TASK PROMPT
Copy out, unchanged, the lines of the material below from the line containing "Y-axis label: Сопротивление, МОм: Сопротивление, МОм" through the final line of the material, including both ends.

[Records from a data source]

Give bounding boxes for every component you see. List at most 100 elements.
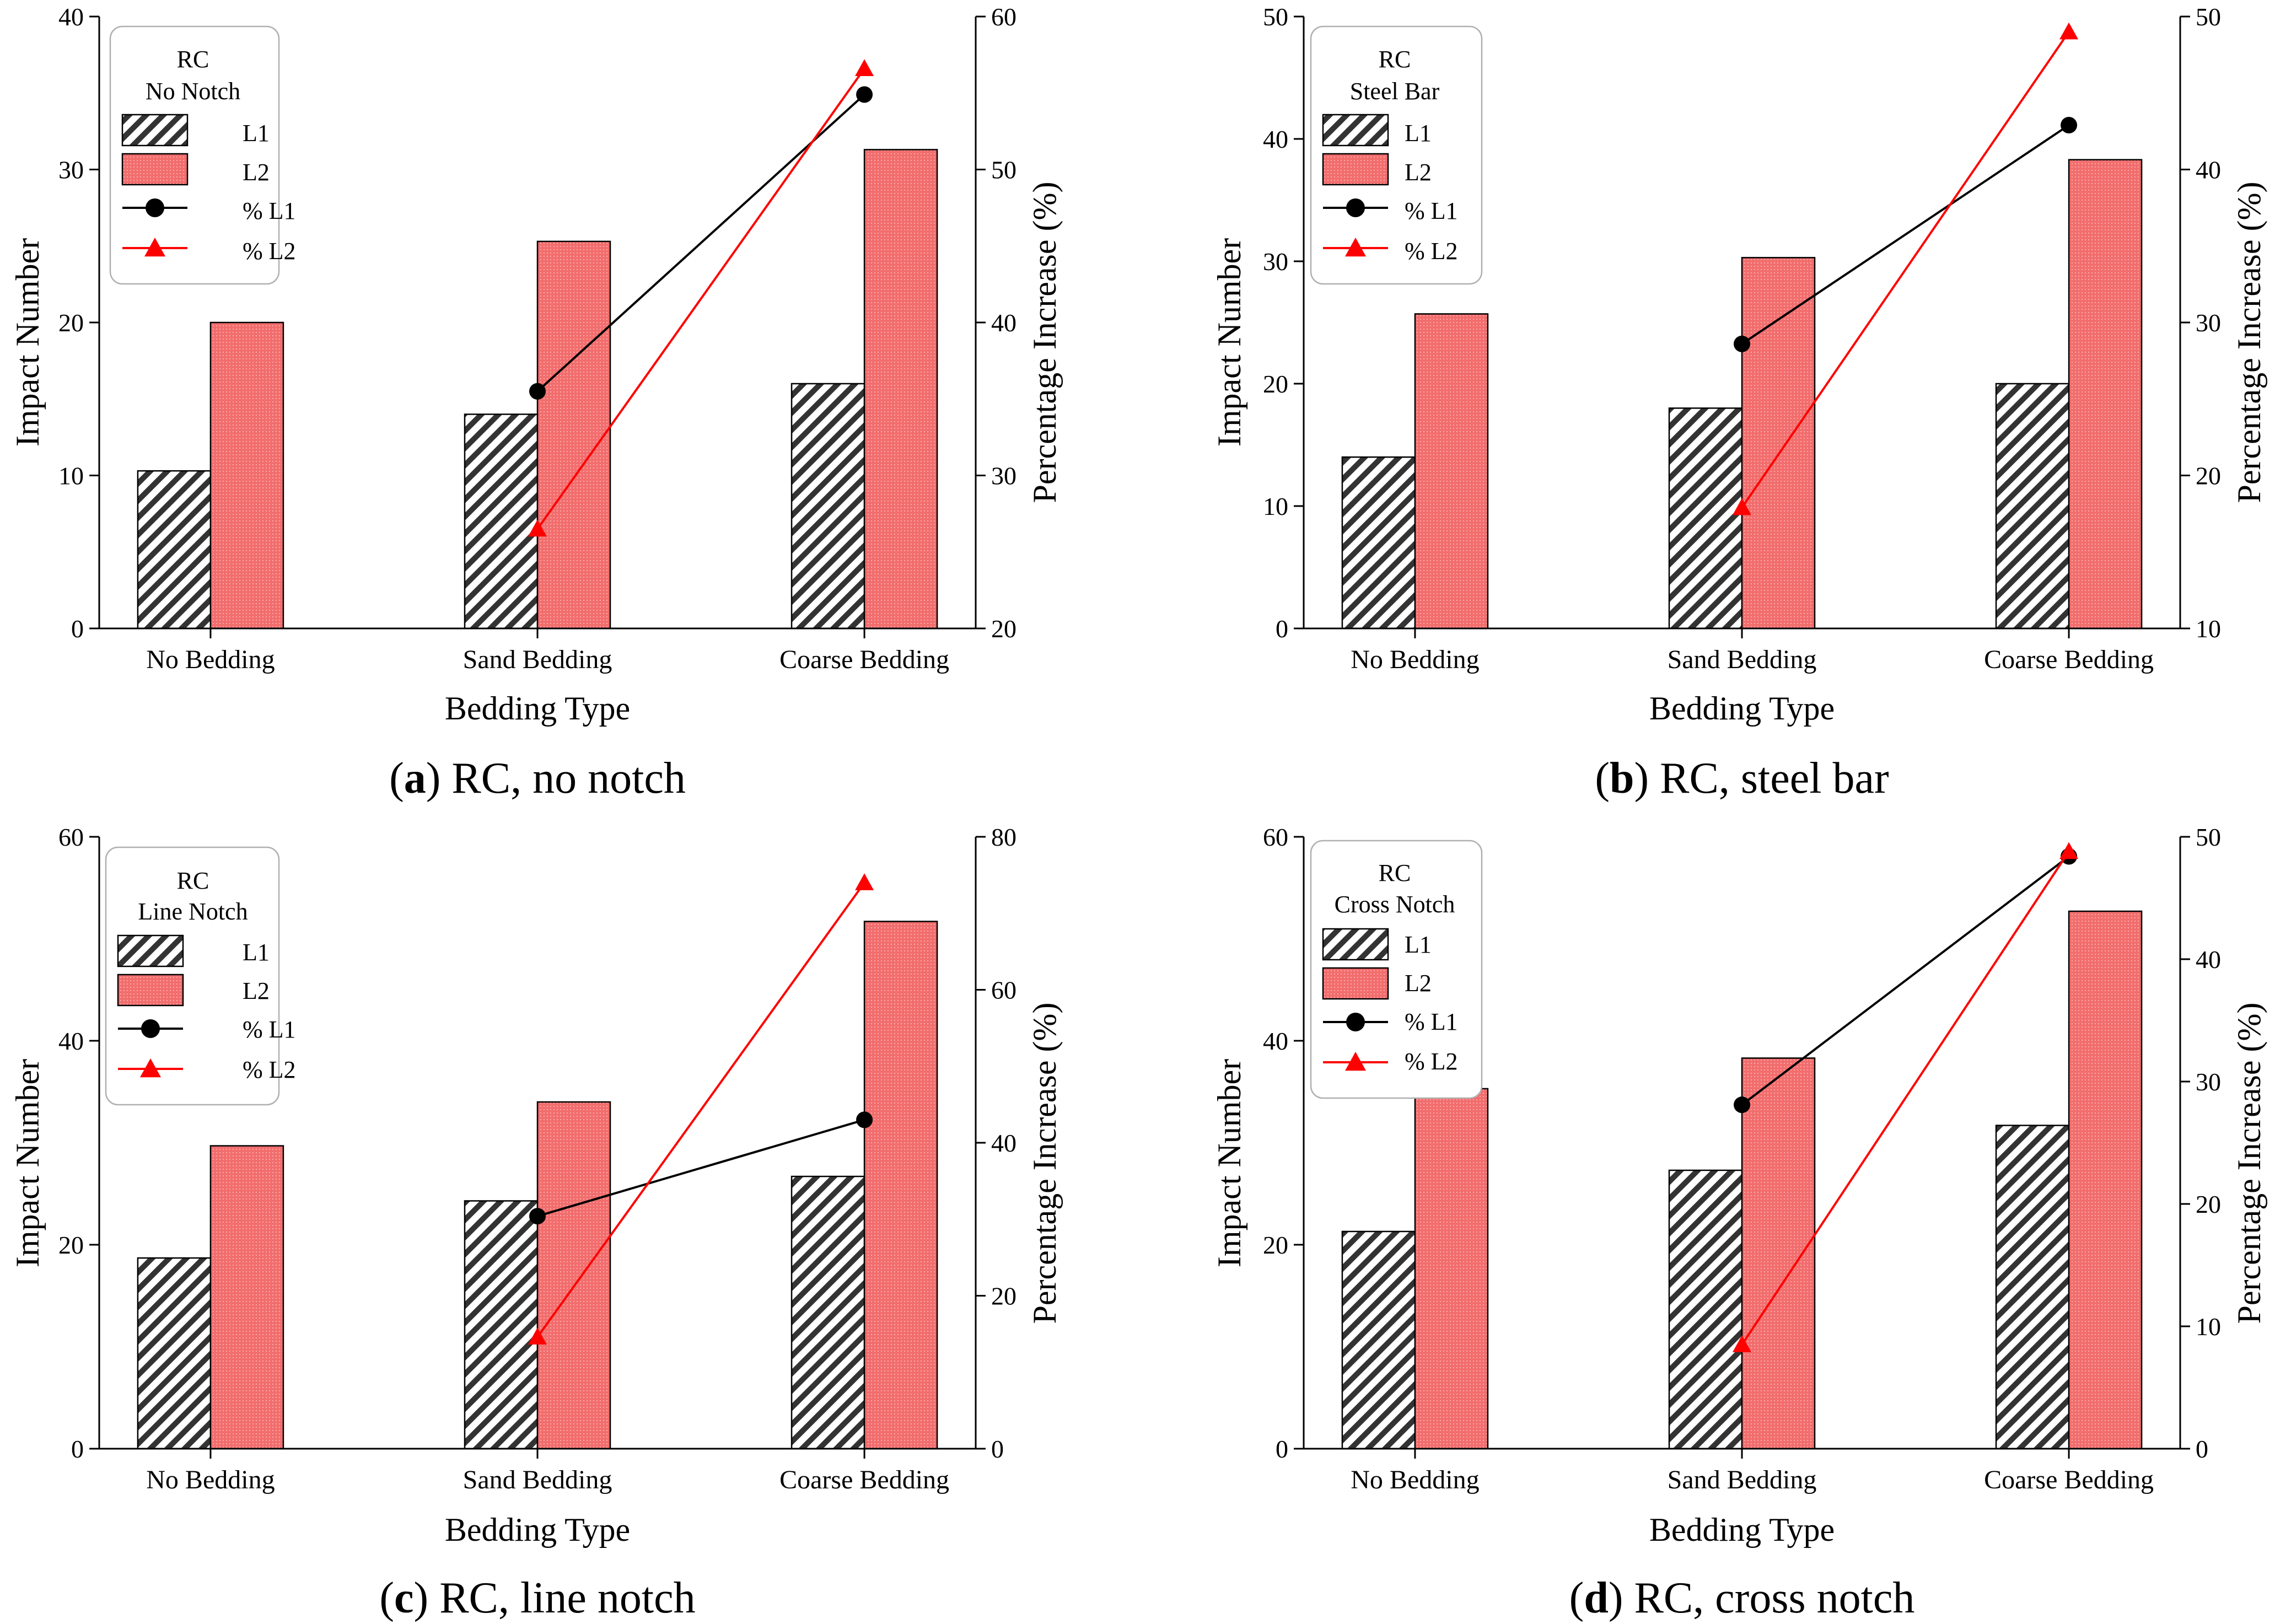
point-pct-l1 <box>529 383 546 400</box>
y2-tick-label: 20 <box>991 615 1017 643</box>
caption-letter: b <box>1610 754 1634 803</box>
x-tick-label: Coarse Bedding <box>1984 645 2154 674</box>
filled-triangle-icon <box>144 238 165 257</box>
y2-tick-label: 10 <box>2196 1313 2221 1341</box>
legend-label-l1: L1 <box>1405 931 1432 958</box>
legend-swatch-l1 <box>121 114 189 147</box>
point-pct-l2 <box>1733 1335 1751 1352</box>
y2-tick-label: 50 <box>2196 3 2221 31</box>
bar-l2 <box>1741 1057 1816 1450</box>
bar-l1 <box>137 470 212 630</box>
legend-label-l2: L2 <box>1405 970 1432 997</box>
legend-title-line1: RC <box>1379 859 1411 886</box>
plot-layer: 0 10 20 30 40 50 10 20 30 40 50 No Bedding Sand Bedd… <box>1263 3 2221 674</box>
bar-l1 <box>1341 1230 1416 1450</box>
x-tick-label: Sand Bedding <box>1668 645 1817 674</box>
y-axis-title: Impact Number <box>9 238 46 447</box>
bar-l1 <box>790 383 865 630</box>
y2-tick-label: 20 <box>991 1282 1017 1310</box>
x-tick-label: No Bedding <box>146 645 275 674</box>
y-tick-label: 0 <box>1276 615 1288 643</box>
y-tick-label: 40 <box>1263 1027 1288 1055</box>
plot-layer: 0 10 20 30 40 20 30 40 50 60 No Bedding Sand Beddin… <box>58 3 1017 674</box>
legend-label-l2: L2 <box>243 159 270 186</box>
caption-d: (d) RC, cross notch <box>1569 1574 1915 1622</box>
y2-tick-label: 50 <box>2196 823 2221 851</box>
legend-label-l1: L1 <box>1405 120 1432 147</box>
x-tick-label: Sand Bedding <box>463 645 612 674</box>
y2-tick-label: 60 <box>991 976 1017 1004</box>
series-line-pct-l2 <box>536 882 865 1338</box>
point-pct-l1 <box>1734 335 1750 352</box>
x-axis-title: Bedding Type <box>1649 1512 1835 1548</box>
y2-tick-label: 50 <box>991 156 1017 184</box>
chart-panel-c: 0 20 40 60 0 20 40 60 80 No Bedding Sand Bedding Co… <box>9 823 1063 1622</box>
bar-l1 <box>790 1175 865 1450</box>
legend-swatch-l1 <box>1322 114 1389 147</box>
x-tick-label: Sand Bedding <box>463 1465 612 1494</box>
y2-tick-label: 30 <box>2196 1068 2221 1096</box>
caption-b: (b) RC, steel bar <box>1595 754 1889 803</box>
series-line-pct-l1 <box>1741 124 2070 345</box>
series-line-pct-l1 <box>537 1118 865 1218</box>
y-tick-label: 0 <box>71 1435 84 1463</box>
y-tick-label: 50 <box>1263 3 1288 31</box>
legend-box <box>105 846 280 1106</box>
y2-axis-title: Percentage Increase (%) <box>1026 1003 1063 1324</box>
caption-text: ) RC, cross notch <box>1609 1574 1915 1622</box>
legend-label-pct-l2: % L2 <box>1405 1048 1458 1075</box>
y2-axis-title: Percentage Increase (%) <box>2231 182 2267 503</box>
legend <box>1310 840 1483 1099</box>
point-pct-l2 <box>2059 842 2079 859</box>
legend-swatch-l2 <box>1322 967 1389 1000</box>
caption-text: ) RC, no notch <box>426 754 686 803</box>
legend-label-pct-l1: % L1 <box>1405 197 1458 224</box>
y-tick-label: 20 <box>1263 1231 1288 1259</box>
legend-label-pct-l2: % L2 <box>1405 238 1458 265</box>
caption-letter: a <box>404 754 426 803</box>
point-pct-l1 <box>529 1208 546 1225</box>
chart-panel-a: 0 10 20 30 40 20 30 40 50 60 No Bedding Sand Beddin… <box>9 3 1063 803</box>
bar-l2 <box>536 1101 611 1450</box>
x-tick-label: Sand Bedding <box>1668 1465 1817 1494</box>
x-tick-label: No Bedding <box>1351 645 1479 674</box>
legend <box>105 846 280 1106</box>
bar-l2 <box>1414 313 1489 630</box>
y2-tick-label: 30 <box>991 462 1017 490</box>
legend-box <box>1310 25 1483 285</box>
legend-title-line2: Steel Bar <box>1350 78 1440 105</box>
y2-tick-label: 20 <box>2196 1190 2221 1218</box>
bar-l1 <box>1341 456 1416 630</box>
y-tick-label: 40 <box>58 3 84 31</box>
bar-l1 <box>1995 1125 2070 1450</box>
point-pct-l2 <box>528 519 547 537</box>
caption-a: (a) RC, no notch <box>389 754 686 803</box>
legend-title-line2: Line Notch <box>138 898 248 925</box>
y-tick-label: 20 <box>58 1231 84 1259</box>
legend-title-line2: No Notch <box>146 78 240 105</box>
bar-l1 <box>464 413 539 630</box>
series-line-pct-l2 <box>1741 851 2070 1346</box>
y2-tick-label: 0 <box>991 1435 1004 1463</box>
filled-circle-icon <box>1346 1013 1365 1031</box>
point-pct-l1 <box>856 1111 873 1128</box>
y-axis-title: Impact Number <box>1211 238 1247 447</box>
y-tick-label: 0 <box>1276 1435 1288 1463</box>
caption-text: ) RC, steel bar <box>1634 754 1889 803</box>
y-tick-label: 40 <box>58 1027 84 1055</box>
filled-circle-icon <box>1346 198 1365 217</box>
series-line-pct-l2 <box>536 68 865 530</box>
caption-c: (c) RC, line notch <box>379 1574 695 1622</box>
caption-letter: c <box>394 1574 414 1622</box>
y-axis-title: Impact Number <box>9 1059 46 1267</box>
point-pct-l2 <box>1733 498 1751 515</box>
y-tick-label: 20 <box>1263 370 1288 398</box>
point-pct-l1 <box>856 86 873 103</box>
legend-label-pct-l1: % L1 <box>1405 1008 1458 1035</box>
legend-box <box>1310 840 1483 1099</box>
y-tick-label: 0 <box>71 615 84 643</box>
y-tick-label: 60 <box>1263 823 1288 851</box>
chart-panel-d: 0 20 40 60 0 10 20 30 40 50 No Bedding Sand Bedding… <box>1211 823 2267 1622</box>
legend-title-line1: RC <box>1379 46 1411 73</box>
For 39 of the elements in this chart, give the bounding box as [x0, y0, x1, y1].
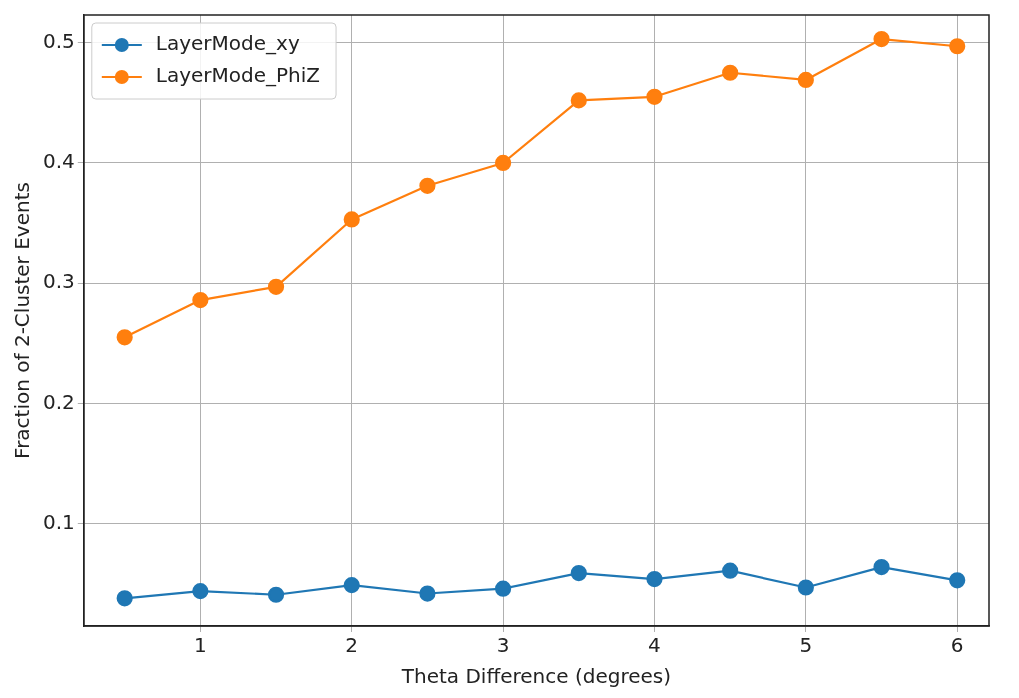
x-tick-label: 3 — [496, 633, 510, 658]
point — [192, 583, 209, 600]
y-tick-label: 0.1 — [42, 509, 75, 534]
legend-label: LayerMode_xy — [155, 31, 300, 56]
point — [343, 211, 360, 228]
point — [646, 88, 663, 105]
x-tick-label: 4 — [648, 633, 661, 658]
point — [495, 580, 512, 597]
y-axis-title: Fraction of 2-Cluster Events — [10, 182, 35, 459]
x-tick-label: 2 — [345, 633, 359, 658]
point — [949, 38, 966, 55]
x-tick-label: 1 — [193, 633, 207, 658]
point — [192, 291, 209, 309]
y-tick-label: 0.2 — [42, 389, 75, 414]
point — [797, 579, 814, 596]
point — [419, 177, 436, 194]
y-tick-label: 0.5 — [42, 28, 75, 53]
x-tick-label: 6 — [950, 633, 964, 658]
point — [570, 564, 587, 582]
point — [949, 572, 966, 589]
point — [646, 570, 663, 588]
point — [495, 154, 512, 172]
x-axis-title: Theta Difference (degrees) — [400, 664, 672, 689]
point — [267, 586, 285, 603]
point — [873, 558, 890, 576]
point — [267, 278, 285, 295]
y-tick-label: 0.3 — [42, 269, 75, 294]
point — [570, 92, 587, 109]
legend-label: LayerMode_PhiZ — [155, 63, 321, 88]
point — [343, 577, 360, 594]
point — [116, 329, 133, 346]
point — [797, 71, 814, 89]
point — [722, 64, 739, 81]
point — [116, 590, 133, 607]
point — [873, 30, 890, 48]
y-tick-label: 0.4 — [42, 149, 75, 174]
x-tick-label: 5 — [799, 633, 813, 658]
point — [722, 562, 739, 579]
point — [419, 585, 436, 602]
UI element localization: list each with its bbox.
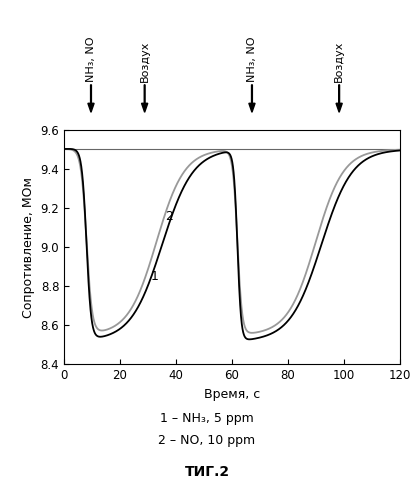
Y-axis label: Сопротивление, МОм: Сопротивление, МОм xyxy=(22,177,35,317)
Text: Воздух: Воздух xyxy=(139,41,149,82)
X-axis label: Время, с: Время, с xyxy=(203,388,259,401)
Text: NH₃, NO: NH₃, NO xyxy=(247,37,256,82)
Text: NH₃, NO: NH₃, NO xyxy=(86,37,96,82)
Text: 1 – NH₃, 5 ppm: 1 – NH₃, 5 ppm xyxy=(160,412,253,425)
Text: 2: 2 xyxy=(164,210,172,223)
Text: 1: 1 xyxy=(150,270,158,283)
Text: Воздух: Воздух xyxy=(333,41,343,82)
Text: 2 – NO, 10 ppm: 2 – NO, 10 ppm xyxy=(158,434,255,447)
Text: ΤИГ.2: ΤИГ.2 xyxy=(184,465,229,479)
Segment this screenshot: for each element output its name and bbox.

ANSWER BELOW
Y-axis label: Сопротивление, МОм: Сопротивление, МОм xyxy=(22,177,35,317)
Text: Воздух: Воздух xyxy=(139,41,149,82)
X-axis label: Время, с: Время, с xyxy=(203,388,259,401)
Text: NH₃, NO: NH₃, NO xyxy=(247,37,256,82)
Text: NH₃, NO: NH₃, NO xyxy=(86,37,96,82)
Text: 1 – NH₃, 5 ppm: 1 – NH₃, 5 ppm xyxy=(160,412,253,425)
Text: 2: 2 xyxy=(164,210,172,223)
Text: 1: 1 xyxy=(150,270,158,283)
Text: Воздух: Воздух xyxy=(333,41,343,82)
Text: 2 – NO, 10 ppm: 2 – NO, 10 ppm xyxy=(158,434,255,447)
Text: ΤИГ.2: ΤИГ.2 xyxy=(184,465,229,479)
Segment this screenshot: for each element output its name and bbox.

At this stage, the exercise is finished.